* Materials provided *

· · · · ·

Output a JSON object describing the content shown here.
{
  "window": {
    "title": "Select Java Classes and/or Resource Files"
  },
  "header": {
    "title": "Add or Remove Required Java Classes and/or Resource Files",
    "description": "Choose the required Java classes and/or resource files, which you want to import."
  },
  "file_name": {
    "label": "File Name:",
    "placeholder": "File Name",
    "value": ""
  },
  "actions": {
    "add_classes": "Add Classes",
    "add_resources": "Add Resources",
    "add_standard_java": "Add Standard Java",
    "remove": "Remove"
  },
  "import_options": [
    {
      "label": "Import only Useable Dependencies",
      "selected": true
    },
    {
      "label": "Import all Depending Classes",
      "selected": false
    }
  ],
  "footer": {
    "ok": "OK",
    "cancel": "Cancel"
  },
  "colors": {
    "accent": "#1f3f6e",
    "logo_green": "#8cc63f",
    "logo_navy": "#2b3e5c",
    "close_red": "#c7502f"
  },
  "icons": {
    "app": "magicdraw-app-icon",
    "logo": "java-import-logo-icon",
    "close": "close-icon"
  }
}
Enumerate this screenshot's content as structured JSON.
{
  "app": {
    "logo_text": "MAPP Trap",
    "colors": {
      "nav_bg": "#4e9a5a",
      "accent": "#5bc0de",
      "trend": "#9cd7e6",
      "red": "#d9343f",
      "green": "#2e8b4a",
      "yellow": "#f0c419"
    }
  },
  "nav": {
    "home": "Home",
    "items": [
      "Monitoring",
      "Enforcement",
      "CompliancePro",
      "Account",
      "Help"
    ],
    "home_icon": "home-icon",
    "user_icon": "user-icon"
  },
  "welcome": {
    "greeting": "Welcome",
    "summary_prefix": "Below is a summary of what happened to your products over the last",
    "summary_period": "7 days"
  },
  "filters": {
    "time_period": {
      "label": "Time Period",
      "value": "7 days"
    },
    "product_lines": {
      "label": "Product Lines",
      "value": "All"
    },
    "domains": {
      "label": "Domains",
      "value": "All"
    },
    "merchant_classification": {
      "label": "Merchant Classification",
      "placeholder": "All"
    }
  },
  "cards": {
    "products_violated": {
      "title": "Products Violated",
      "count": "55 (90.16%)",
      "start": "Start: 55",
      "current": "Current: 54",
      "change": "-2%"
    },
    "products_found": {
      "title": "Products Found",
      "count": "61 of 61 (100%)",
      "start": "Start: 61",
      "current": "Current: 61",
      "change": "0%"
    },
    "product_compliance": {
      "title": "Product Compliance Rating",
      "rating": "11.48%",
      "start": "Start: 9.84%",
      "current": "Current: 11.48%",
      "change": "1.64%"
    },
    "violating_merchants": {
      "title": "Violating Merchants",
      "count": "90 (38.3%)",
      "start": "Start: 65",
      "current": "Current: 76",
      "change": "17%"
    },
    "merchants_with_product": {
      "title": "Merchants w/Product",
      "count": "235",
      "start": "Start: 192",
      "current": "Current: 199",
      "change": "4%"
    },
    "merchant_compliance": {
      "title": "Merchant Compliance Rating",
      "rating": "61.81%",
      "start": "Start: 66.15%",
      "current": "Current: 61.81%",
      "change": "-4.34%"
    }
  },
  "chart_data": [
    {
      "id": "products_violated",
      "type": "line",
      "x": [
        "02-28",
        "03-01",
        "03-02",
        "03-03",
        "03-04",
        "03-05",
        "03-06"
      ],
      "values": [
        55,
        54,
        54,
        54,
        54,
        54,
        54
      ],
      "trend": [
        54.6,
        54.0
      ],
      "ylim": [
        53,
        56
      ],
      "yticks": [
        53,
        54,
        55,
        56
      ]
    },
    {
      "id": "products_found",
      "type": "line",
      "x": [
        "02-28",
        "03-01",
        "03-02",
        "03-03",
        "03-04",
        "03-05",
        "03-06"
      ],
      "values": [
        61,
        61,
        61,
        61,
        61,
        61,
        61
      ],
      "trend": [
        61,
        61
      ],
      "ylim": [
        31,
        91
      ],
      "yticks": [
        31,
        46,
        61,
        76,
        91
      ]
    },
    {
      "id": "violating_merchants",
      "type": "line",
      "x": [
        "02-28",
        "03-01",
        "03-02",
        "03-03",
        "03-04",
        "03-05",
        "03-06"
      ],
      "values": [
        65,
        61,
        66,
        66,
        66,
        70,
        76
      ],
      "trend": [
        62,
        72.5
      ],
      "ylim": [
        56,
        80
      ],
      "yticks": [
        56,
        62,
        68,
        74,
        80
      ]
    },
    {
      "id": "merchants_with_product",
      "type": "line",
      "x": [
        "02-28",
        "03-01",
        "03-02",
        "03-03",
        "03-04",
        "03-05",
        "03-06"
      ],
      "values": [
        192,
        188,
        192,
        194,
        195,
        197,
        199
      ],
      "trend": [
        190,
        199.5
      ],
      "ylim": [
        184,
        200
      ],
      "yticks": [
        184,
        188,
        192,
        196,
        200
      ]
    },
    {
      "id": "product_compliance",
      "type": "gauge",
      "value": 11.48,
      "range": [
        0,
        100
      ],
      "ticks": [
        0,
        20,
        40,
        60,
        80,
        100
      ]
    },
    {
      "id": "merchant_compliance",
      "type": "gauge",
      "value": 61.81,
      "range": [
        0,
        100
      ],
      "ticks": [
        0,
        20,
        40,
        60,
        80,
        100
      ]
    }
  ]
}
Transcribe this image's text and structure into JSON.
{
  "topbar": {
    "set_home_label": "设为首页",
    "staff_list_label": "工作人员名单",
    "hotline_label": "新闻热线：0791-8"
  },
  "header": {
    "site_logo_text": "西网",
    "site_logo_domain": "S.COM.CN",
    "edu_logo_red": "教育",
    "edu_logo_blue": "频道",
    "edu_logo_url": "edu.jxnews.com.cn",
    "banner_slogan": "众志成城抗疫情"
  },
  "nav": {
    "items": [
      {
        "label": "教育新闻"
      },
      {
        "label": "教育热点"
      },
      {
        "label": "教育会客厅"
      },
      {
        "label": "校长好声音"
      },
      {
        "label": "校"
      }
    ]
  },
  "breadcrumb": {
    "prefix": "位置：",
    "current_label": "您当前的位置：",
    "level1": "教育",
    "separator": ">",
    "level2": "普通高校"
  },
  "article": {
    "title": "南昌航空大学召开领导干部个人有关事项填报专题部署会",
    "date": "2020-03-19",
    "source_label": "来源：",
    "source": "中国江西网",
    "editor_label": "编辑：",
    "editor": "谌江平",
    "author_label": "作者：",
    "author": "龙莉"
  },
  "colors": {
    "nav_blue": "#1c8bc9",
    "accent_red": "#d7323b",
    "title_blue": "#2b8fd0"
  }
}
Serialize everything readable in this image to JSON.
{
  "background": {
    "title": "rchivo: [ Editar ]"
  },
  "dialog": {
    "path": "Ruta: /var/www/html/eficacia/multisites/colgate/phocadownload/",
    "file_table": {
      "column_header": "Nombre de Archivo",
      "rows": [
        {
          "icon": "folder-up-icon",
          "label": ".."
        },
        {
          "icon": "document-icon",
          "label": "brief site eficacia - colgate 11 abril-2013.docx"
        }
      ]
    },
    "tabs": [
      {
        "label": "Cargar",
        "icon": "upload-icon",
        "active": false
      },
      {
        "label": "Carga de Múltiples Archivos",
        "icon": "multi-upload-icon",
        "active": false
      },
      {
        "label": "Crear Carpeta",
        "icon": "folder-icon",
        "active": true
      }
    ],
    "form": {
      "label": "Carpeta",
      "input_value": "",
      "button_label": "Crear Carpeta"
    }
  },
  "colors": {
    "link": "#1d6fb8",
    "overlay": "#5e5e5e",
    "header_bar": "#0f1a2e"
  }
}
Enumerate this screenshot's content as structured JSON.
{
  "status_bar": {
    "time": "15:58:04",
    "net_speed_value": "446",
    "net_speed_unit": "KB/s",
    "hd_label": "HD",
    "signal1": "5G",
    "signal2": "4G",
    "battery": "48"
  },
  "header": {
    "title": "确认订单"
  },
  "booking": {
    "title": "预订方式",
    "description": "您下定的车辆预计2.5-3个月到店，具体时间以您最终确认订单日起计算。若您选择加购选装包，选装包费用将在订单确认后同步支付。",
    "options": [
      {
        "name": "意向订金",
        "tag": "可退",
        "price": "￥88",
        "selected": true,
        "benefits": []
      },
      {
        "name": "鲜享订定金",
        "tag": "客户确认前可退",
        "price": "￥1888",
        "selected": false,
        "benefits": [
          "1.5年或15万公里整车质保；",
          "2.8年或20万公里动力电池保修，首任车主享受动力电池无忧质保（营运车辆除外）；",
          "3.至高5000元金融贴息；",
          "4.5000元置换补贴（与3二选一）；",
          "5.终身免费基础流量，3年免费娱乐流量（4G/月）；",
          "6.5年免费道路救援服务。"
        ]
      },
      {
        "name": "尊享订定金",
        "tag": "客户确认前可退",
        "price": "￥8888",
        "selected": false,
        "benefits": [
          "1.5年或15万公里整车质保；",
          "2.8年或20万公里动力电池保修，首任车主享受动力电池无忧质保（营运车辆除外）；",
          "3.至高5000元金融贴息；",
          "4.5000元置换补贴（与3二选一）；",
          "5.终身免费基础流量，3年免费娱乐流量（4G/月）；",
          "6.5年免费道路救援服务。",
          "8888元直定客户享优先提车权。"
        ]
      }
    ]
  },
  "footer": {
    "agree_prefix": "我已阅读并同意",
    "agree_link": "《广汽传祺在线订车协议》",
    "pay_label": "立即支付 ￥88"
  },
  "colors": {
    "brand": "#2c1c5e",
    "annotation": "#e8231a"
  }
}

· · · · ·

* Exercise *
Locate the lines above that contain "JSON" and copy them.

* Result below *
Output a JSON object describing the content shown here.
Enumerate this screenshot's content as structured JSON.
Transcribe this image's text and structure into JSON.
Serialize everything readable in this image to JSON.
Enumerate this screenshot's content as structured JSON.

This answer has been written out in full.